Give the listing again in full, exactly as written.

--- Begin Entries shown ---

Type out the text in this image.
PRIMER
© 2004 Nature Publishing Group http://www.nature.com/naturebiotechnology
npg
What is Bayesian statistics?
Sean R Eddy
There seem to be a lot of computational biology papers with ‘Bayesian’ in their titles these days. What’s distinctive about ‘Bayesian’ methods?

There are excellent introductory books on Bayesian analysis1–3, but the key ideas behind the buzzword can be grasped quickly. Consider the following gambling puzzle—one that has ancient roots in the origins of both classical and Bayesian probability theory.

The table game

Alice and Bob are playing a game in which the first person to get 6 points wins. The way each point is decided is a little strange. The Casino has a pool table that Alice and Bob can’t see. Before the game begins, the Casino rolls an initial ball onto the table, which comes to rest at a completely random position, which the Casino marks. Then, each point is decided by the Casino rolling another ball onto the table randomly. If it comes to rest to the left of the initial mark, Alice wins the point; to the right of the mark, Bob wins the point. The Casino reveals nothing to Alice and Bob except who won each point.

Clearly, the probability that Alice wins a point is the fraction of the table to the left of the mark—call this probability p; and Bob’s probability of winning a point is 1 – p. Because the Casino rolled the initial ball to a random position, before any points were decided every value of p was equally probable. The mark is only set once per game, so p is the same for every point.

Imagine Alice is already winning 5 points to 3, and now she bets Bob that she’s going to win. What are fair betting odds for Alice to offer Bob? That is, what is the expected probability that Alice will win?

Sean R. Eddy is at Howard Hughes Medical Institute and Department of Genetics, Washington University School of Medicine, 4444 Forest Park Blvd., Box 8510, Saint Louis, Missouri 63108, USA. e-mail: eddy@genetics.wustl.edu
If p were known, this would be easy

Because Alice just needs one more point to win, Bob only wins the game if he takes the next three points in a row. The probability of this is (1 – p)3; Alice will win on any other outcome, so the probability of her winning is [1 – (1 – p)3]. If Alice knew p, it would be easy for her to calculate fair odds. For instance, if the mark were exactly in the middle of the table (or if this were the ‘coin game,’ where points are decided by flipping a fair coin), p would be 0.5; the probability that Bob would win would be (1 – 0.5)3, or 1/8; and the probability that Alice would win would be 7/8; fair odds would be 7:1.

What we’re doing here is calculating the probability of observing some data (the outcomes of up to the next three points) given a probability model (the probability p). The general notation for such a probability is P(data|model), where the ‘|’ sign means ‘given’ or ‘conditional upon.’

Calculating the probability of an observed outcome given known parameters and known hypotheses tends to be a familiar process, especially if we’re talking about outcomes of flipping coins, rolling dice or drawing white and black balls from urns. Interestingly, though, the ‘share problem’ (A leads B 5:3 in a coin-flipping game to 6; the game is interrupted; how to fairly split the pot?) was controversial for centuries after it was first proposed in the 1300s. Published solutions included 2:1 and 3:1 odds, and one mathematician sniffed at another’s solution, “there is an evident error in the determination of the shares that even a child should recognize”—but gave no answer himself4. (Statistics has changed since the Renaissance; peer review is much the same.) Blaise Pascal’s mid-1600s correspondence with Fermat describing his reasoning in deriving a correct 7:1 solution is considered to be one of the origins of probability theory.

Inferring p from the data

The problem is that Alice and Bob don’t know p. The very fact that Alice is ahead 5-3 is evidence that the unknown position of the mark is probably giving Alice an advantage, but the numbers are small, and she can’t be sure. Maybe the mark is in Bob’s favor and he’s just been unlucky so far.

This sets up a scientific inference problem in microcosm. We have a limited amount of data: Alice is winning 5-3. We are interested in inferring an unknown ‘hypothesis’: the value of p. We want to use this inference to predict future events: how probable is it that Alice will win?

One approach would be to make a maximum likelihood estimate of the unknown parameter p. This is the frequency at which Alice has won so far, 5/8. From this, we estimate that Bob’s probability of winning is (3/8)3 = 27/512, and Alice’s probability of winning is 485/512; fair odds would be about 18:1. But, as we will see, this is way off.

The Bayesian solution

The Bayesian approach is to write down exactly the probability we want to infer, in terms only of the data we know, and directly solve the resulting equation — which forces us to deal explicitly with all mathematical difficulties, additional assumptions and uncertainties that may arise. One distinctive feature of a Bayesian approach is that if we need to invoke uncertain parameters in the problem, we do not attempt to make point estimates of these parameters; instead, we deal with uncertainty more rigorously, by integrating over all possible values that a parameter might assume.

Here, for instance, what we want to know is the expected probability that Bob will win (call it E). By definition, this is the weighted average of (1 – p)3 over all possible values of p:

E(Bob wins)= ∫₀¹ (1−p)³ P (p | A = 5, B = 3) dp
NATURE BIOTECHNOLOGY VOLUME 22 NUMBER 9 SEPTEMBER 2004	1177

--- End Entries shown ---

## Written response
Type out the text in this image.
PRIMER
© 2004 Nature Publishing Group http://www.nature.com/naturebiotechnology
npg
What is Bayesian statistics?
Sean R Eddy
There seem to be a lot of computational biology papers with ‘Bayesian’ in their titles these days. What’s distinctive about ‘Bayesian’ methods?

There are excellent introductory books on Bayesian analysis1–3, but the key ideas behind the buzzword can be grasped quickly. Consider the following gambling puzzle—one that has ancient roots in the origins of both classical and Bayesian probability theory.

The table game

Alice and Bob are playing a game in which the first person to get 6 points wins. The way each point is decided is a little strange. The Casino has a pool table that Alice and Bob can’t see. Before the game begins, the Casino rolls an initial ball onto the table, which comes to rest at a completely random position, which the Casino marks. Then, each point is decided by the Casino rolling another ball onto the table randomly. If it comes to rest to the left of the initial mark, Alice wins the point; to the right of the mark, Bob wins the point. The Casino reveals nothing to Alice and Bob except who won each point.

Clearly, the probability that Alice wins a point is the fraction of the table to the left of the mark—call this probability p; and Bob’s probability of winning a point is 1 – p. Because the Casino rolled the initial ball to a random position, before any points were decided every value of p was equally probable. The mark is only set once per game, so p is the same for every point.

Imagine Alice is already winning 5 points to 3, and now she bets Bob that she’s going to win. What are fair betting odds for Alice to offer Bob? That is, what is the expected probability that Alice will win?

Sean R. Eddy is at Howard Hughes Medical Institute and Department of Genetics, Washington University School of Medicine, 4444 Forest Park Blvd., Box 8510, Saint Louis, Missouri 63108, USA. e-mail: eddy@genetics.wustl.edu
If p were known, this would be easy

Because Alice just needs one more point to win, Bob only wins the game if he takes the next three points in a row. The probability of this is (1 – p)3; Alice will win on any other outcome, so the probability of her winning is [1 – (1 – p)3]. If Alice knew p, it would be easy for her to calculate fair odds. For instance, if the mark were exactly in the middle of the table (or if this were the ‘coin game,’ where points are decided by flipping a fair coin), p would be 0.5; the probability that Bob would win would be (1 – 0.5)3, or 1/8; and the probability that Alice would win would be 7/8; fair odds would be 7:1.

What we’re doing here is calculating the probability of observing some data (the outcomes of up to the next three points) given a probability model (the probability p). The general notation for such a probability is P(data|model), where the ‘|’ sign means ‘given’ or ‘conditional upon.’

Calculating the probability of an observed outcome given known parameters and known hypotheses tends to be a familiar process, especially if we’re talking about outcomes of flipping coins, rolling dice or drawing white and black balls from urns. Interestingly, though, the ‘share problem’ (A leads B 5:3 in a coin-flipping game to 6; the game is interrupted; how to fairly split the pot?) was controversial for centuries after it was first proposed in the 1300s. Published solutions included 2:1 and 3:1 odds, and one mathematician sniffed at another’s solution, “there is an evident error in the determination of the shares that even a child should recognize”—but gave no answer himself4. (Statistics has changed since the Renaissance; peer review is much the same.) Blaise Pascal’s mid-1600s correspondence with Fermat describing his reasoning in deriving a correct 7:1 solution is considered to be one of the origins of probability theory.

Inferring p from the data

The problem is that Alice and Bob don’t know p. The very fact that Alice is ahead 5-3 is evidence that the unknown position of the mark is probably giving Alice an advantage, but the numbers are small, and she can’t be sure. Maybe the mark is in Bob’s favor and he’s just been unlucky so far.

This sets up a scientific inference problem in microcosm. We have a limited amount of data: Alice is winning 5-3. We are interested in inferring an unknown ‘hypothesis’: the value of p. We want to use this inference to predict future events: how probable is it that Alice will win?

One approach would be to make a maximum likelihood estimate of the unknown parameter p. This is the frequency at which Alice has won so far, 5/8. From this, we estimate that Bob’s probability of winning is (3/8)3 = 27/512, and Alice’s probability of winning is 485/512; fair odds would be about 18:1. But, as we will see, this is way off.

The Bayesian solution

The Bayesian approach is to write down exactly the probability we want to infer, in terms only of the data we know, and directly solve the resulting equation — which forces us to deal explicitly with all mathematical difficulties, additional assumptions and uncertainties that may arise. One distinctive feature of a Bayesian approach is that if we need to invoke uncertain parameters in the problem, we do not attempt to make point estimates of these parameters; instead, we deal with uncertainty more rigorously, by integrating over all possible values that a parameter might assume.

Here, for instance, what we want to know is the expected probability that Bob will win (call it E). By definition, this is the weighted average of (1 – p)3 over all possible values of p:

E(Bob wins)= ∫₀¹ (1−p)³ P (p | A = 5, B = 3) dp
NATURE BIOTECHNOLOGY VOLUME 22 NUMBER 9 SEPTEMBER 2004	1177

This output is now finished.